Aim —
Extract each line where the string "name" shows up.

Dataset entries —
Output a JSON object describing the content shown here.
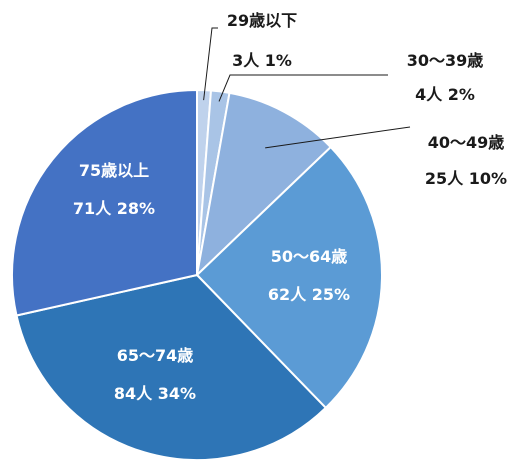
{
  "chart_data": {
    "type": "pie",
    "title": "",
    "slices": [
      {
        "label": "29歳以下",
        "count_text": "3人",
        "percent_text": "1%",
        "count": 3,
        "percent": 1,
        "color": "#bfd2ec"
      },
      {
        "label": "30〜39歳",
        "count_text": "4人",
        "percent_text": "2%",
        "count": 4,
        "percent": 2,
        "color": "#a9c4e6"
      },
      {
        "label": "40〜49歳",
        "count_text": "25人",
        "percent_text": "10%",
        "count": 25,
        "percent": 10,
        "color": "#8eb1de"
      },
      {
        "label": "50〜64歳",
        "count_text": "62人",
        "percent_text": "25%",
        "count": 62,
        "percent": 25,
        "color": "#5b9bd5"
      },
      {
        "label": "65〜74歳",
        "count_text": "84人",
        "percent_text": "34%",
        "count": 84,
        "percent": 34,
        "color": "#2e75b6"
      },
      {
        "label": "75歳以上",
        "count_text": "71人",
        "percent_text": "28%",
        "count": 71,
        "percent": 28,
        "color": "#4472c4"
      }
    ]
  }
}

==

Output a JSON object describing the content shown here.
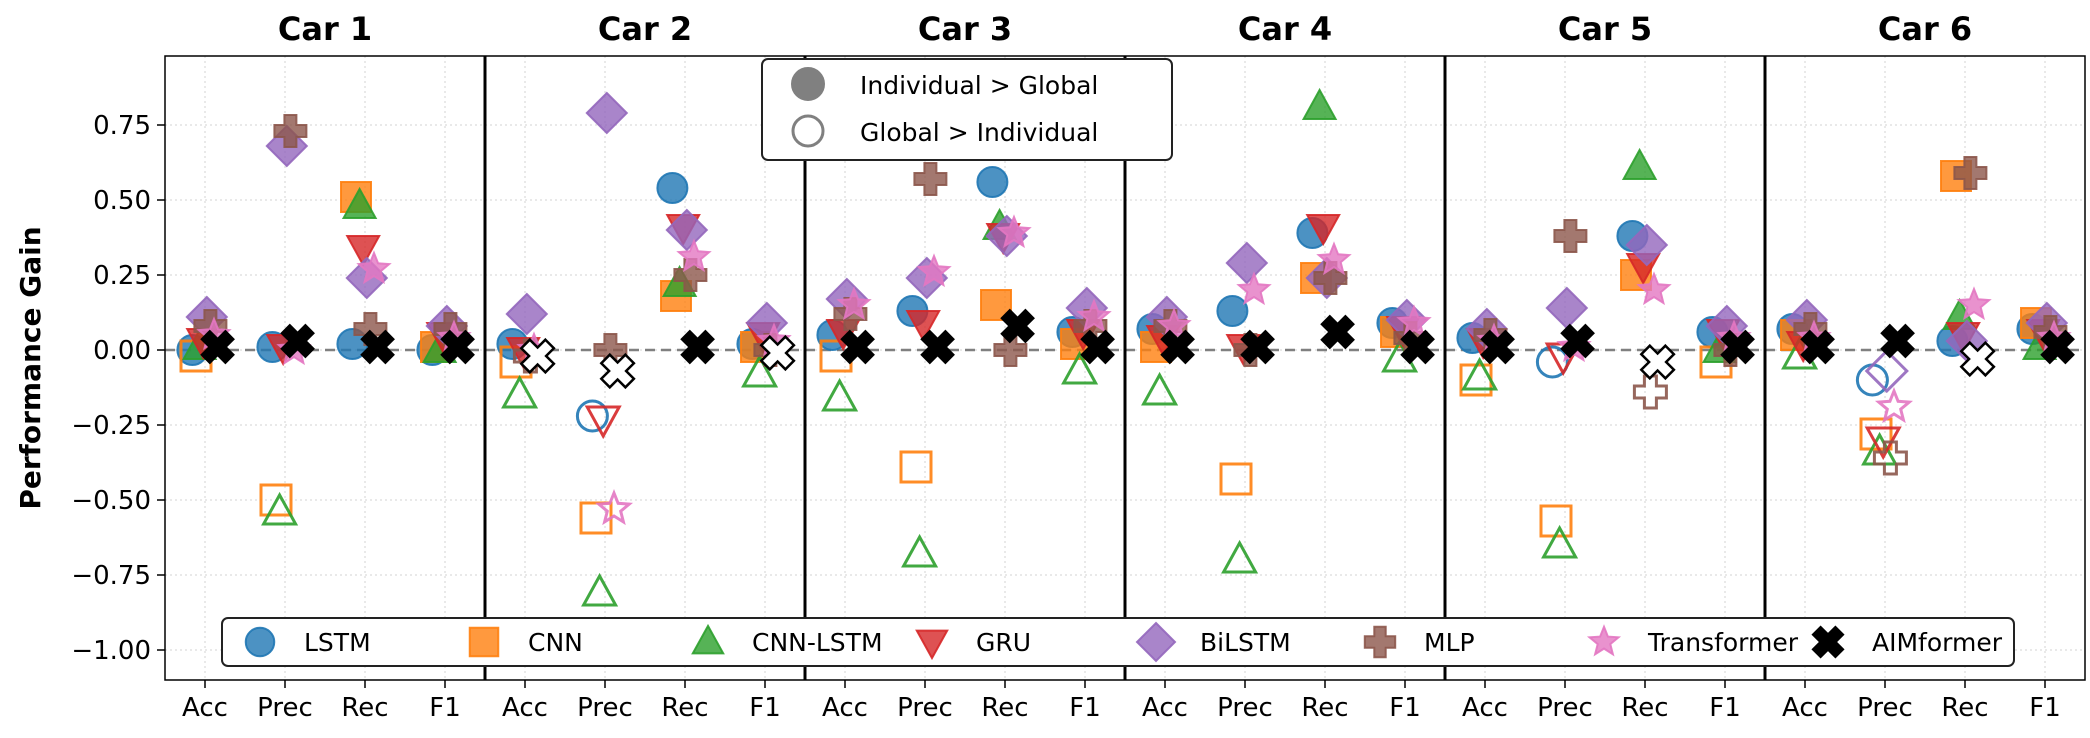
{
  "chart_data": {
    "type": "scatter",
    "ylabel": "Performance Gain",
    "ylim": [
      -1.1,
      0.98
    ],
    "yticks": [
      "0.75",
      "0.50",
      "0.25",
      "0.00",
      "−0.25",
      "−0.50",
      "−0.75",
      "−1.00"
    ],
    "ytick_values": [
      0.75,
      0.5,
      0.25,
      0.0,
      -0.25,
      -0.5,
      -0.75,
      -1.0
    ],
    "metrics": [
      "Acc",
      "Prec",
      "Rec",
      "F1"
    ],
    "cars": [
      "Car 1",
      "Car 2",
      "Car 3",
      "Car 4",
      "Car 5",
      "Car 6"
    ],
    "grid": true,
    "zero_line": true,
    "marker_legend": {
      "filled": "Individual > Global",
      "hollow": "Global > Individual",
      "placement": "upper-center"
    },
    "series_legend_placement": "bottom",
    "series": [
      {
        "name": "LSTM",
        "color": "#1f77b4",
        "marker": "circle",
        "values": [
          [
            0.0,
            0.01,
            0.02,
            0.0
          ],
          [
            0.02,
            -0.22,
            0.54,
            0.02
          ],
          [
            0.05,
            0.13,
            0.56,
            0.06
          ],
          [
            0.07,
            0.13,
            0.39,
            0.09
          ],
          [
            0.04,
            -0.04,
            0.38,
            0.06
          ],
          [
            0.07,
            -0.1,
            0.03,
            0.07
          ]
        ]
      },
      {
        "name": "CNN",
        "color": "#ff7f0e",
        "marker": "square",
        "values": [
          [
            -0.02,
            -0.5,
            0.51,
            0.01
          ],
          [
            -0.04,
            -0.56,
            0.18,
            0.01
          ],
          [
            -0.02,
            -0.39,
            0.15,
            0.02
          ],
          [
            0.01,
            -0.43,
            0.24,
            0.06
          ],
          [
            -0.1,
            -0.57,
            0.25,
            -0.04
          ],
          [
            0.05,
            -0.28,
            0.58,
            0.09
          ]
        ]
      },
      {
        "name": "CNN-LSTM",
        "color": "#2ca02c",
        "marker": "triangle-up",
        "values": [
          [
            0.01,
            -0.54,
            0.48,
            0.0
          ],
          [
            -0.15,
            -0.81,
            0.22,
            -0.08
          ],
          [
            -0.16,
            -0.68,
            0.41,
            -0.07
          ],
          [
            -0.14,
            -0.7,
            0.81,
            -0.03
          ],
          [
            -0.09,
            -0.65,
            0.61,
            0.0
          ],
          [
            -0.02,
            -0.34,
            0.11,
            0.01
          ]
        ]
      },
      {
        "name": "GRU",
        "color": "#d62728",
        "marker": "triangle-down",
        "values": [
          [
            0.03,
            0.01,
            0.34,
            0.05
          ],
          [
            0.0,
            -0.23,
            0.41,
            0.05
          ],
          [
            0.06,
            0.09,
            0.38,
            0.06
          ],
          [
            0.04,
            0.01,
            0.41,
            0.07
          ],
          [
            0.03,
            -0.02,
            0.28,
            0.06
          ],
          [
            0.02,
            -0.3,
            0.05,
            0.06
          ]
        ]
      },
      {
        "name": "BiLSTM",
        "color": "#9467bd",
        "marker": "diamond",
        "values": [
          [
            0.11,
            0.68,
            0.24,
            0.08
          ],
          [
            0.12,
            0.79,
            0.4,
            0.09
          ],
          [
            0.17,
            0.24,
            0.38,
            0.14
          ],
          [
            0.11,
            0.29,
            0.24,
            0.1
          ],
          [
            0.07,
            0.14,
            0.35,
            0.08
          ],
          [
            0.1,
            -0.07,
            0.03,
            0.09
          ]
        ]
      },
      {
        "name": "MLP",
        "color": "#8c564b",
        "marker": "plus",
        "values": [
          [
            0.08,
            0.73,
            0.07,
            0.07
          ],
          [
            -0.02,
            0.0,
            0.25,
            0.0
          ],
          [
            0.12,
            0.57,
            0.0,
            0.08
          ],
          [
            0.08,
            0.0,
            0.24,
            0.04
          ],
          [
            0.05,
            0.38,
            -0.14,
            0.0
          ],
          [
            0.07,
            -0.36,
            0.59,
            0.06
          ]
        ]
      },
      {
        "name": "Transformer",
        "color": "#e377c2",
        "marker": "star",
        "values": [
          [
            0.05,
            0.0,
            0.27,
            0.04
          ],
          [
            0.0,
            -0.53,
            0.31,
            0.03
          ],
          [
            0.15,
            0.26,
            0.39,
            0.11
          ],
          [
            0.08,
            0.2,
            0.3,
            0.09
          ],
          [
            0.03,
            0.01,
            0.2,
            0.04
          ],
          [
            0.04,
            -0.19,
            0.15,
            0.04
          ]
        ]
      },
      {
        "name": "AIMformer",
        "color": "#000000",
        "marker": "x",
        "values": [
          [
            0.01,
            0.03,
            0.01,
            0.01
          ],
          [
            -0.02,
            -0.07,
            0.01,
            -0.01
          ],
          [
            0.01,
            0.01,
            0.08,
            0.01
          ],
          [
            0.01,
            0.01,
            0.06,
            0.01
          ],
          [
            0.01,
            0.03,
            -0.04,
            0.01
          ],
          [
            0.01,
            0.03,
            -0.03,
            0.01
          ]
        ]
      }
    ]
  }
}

Result of this exercise —
        "name": "LSTM",
        "name": "CNN",
        "name": "CNN-LSTM",
        "name": "GRU",
        "name": "BiLSTM",
        "name": "MLP",
        "name": "Transformer",
        "name": "AIMformer",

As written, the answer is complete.